# Activity:
Print every entry below again exactly as written, skipping the pictures.
________
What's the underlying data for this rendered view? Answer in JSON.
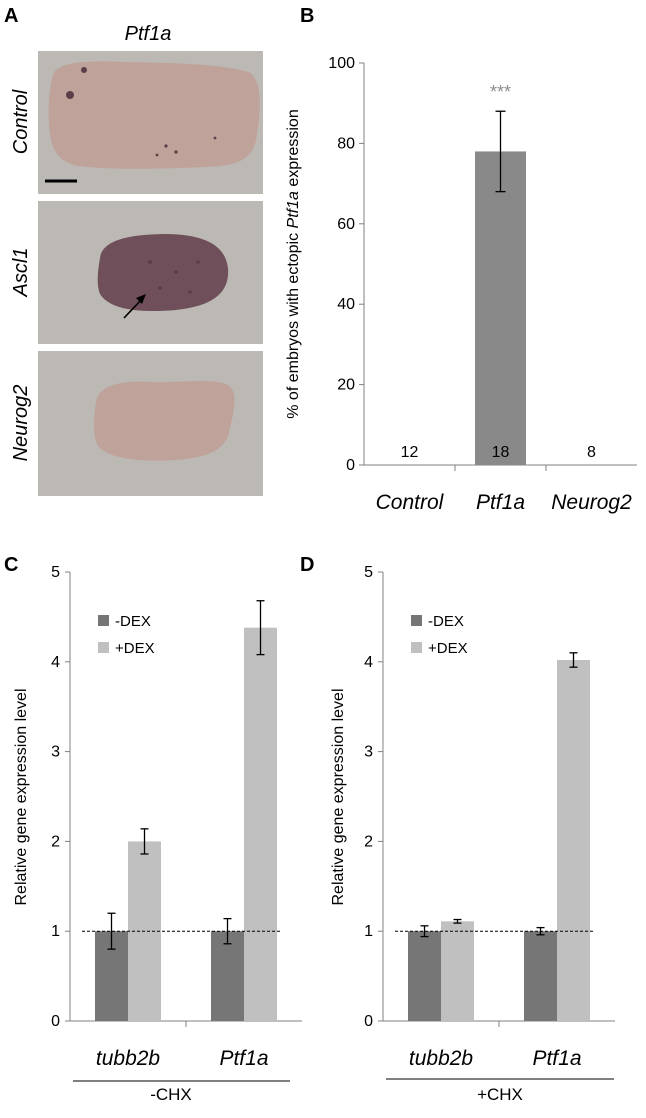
{
  "panel_letters": [
    "A",
    "B",
    "C",
    "D"
  ],
  "panel_a": {
    "title": "Ptf1a",
    "photos": [
      {
        "label": "Control"
      },
      {
        "label": "Ascl1"
      },
      {
        "label": "Neurog2"
      }
    ],
    "colors": {
      "background": "#bcb8b4",
      "embryo": "#bfa39a",
      "stain": "#5a3f48"
    }
  },
  "chart_data": [
    {
      "panel": "B",
      "type": "bar",
      "categories": [
        "Control",
        "Ptf1a",
        "Neurog2"
      ],
      "values": [
        0,
        78,
        0
      ],
      "errors": [
        0,
        10,
        0
      ],
      "counts": [
        "12",
        "18",
        "8"
      ],
      "significance": "***",
      "ylabel_parts": [
        "% of embryos with ectopic ",
        "Ptf1a",
        " expression"
      ],
      "ylim": [
        0,
        100
      ],
      "yticks": [
        "0",
        "20",
        "40",
        "60",
        "80",
        "100"
      ],
      "grid": false,
      "colors": {
        "bar": "#898989",
        "significance": "#8c8c8c"
      }
    },
    {
      "panel": "C",
      "type": "bar",
      "categories": [
        "tubb2b",
        "Ptf1a"
      ],
      "group_label": "-CHX",
      "series": [
        {
          "name": "-DEX",
          "values": [
            1.0,
            1.0
          ],
          "errors": [
            0.2,
            0.14
          ]
        },
        {
          "name": "+DEX",
          "values": [
            2.0,
            4.38
          ],
          "errors": [
            0.14,
            0.3
          ]
        }
      ],
      "reference_line": 1,
      "ylabel": "Relative gene expression level",
      "ylim": [
        0,
        5
      ],
      "yticks": [
        "0",
        "1",
        "2",
        "3",
        "4",
        "5"
      ],
      "legend": "top-left",
      "grid": false,
      "colors": {
        "-DEX": "#767676",
        "+DEX": "#c0c0c0"
      }
    },
    {
      "panel": "D",
      "type": "bar",
      "categories": [
        "tubb2b",
        "Ptf1a"
      ],
      "group_label": "+CHX",
      "series": [
        {
          "name": "-DEX",
          "values": [
            1.0,
            1.0
          ],
          "errors": [
            0.06,
            0.04
          ]
        },
        {
          "name": "+DEX",
          "values": [
            1.11,
            4.02
          ],
          "errors": [
            0.02,
            0.08
          ]
        }
      ],
      "reference_line": 1,
      "ylabel": "Relative gene expression level",
      "ylim": [
        0,
        5
      ],
      "yticks": [
        "0",
        "1",
        "2",
        "3",
        "4",
        "5"
      ],
      "legend": "top-left",
      "grid": false,
      "colors": {
        "-DEX": "#767676",
        "+DEX": "#c0c0c0"
      }
    }
  ]
}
________
# Solved problem:
What's the underlying data for this rendered view? Answer in JSON.
{
  "panel_letters": [
    "A",
    "B",
    "C",
    "D"
  ],
  "panel_a": {
    "title": "Ptf1a",
    "photos": [
      {
        "label": "Control"
      },
      {
        "label": "Ascl1"
      },
      {
        "label": "Neurog2"
      }
    ],
    "colors": {
      "background": "#bcb8b4",
      "embryo": "#bfa39a",
      "stain": "#5a3f48"
    }
  },
  "chart_data": [
    {
      "panel": "B",
      "type": "bar",
      "categories": [
        "Control",
        "Ptf1a",
        "Neurog2"
      ],
      "values": [
        0,
        78,
        0
      ],
      "errors": [
        0,
        10,
        0
      ],
      "counts": [
        "12",
        "18",
        "8"
      ],
      "significance": "***",
      "ylabel_parts": [
        "% of embryos with ectopic ",
        "Ptf1a",
        " expression"
      ],
      "ylim": [
        0,
        100
      ],
      "yticks": [
        "0",
        "20",
        "40",
        "60",
        "80",
        "100"
      ],
      "grid": false,
      "colors": {
        "bar": "#898989",
        "significance": "#8c8c8c"
      }
    },
    {
      "panel": "C",
      "type": "bar",
      "categories": [
        "tubb2b",
        "Ptf1a"
      ],
      "group_label": "-CHX",
      "series": [
        {
          "name": "-DEX",
          "values": [
            1.0,
            1.0
          ],
          "errors": [
            0.2,
            0.14
          ]
        },
        {
          "name": "+DEX",
          "values": [
            2.0,
            4.38
          ],
          "errors": [
            0.14,
            0.3
          ]
        }
      ],
      "reference_line": 1,
      "ylabel": "Relative gene expression level",
      "ylim": [
        0,
        5
      ],
      "yticks": [
        "0",
        "1",
        "2",
        "3",
        "4",
        "5"
      ],
      "legend": "top-left",
      "grid": false,
      "colors": {
        "-DEX": "#767676",
        "+DEX": "#c0c0c0"
      }
    },
    {
      "panel": "D",
      "type": "bar",
      "categories": [
        "tubb2b",
        "Ptf1a"
      ],
      "group_label": "+CHX",
      "series": [
        {
          "name": "-DEX",
          "values": [
            1.0,
            1.0
          ],
          "errors": [
            0.06,
            0.04
          ]
        },
        {
          "name": "+DEX",
          "values": [
            1.11,
            4.02
          ],
          "errors": [
            0.02,
            0.08
          ]
        }
      ],
      "reference_line": 1,
      "ylabel": "Relative gene expression level",
      "ylim": [
        0,
        5
      ],
      "yticks": [
        "0",
        "1",
        "2",
        "3",
        "4",
        "5"
      ],
      "legend": "top-left",
      "grid": false,
      "colors": {
        "-DEX": "#767676",
        "+DEX": "#c0c0c0"
      }
    }
  ]
}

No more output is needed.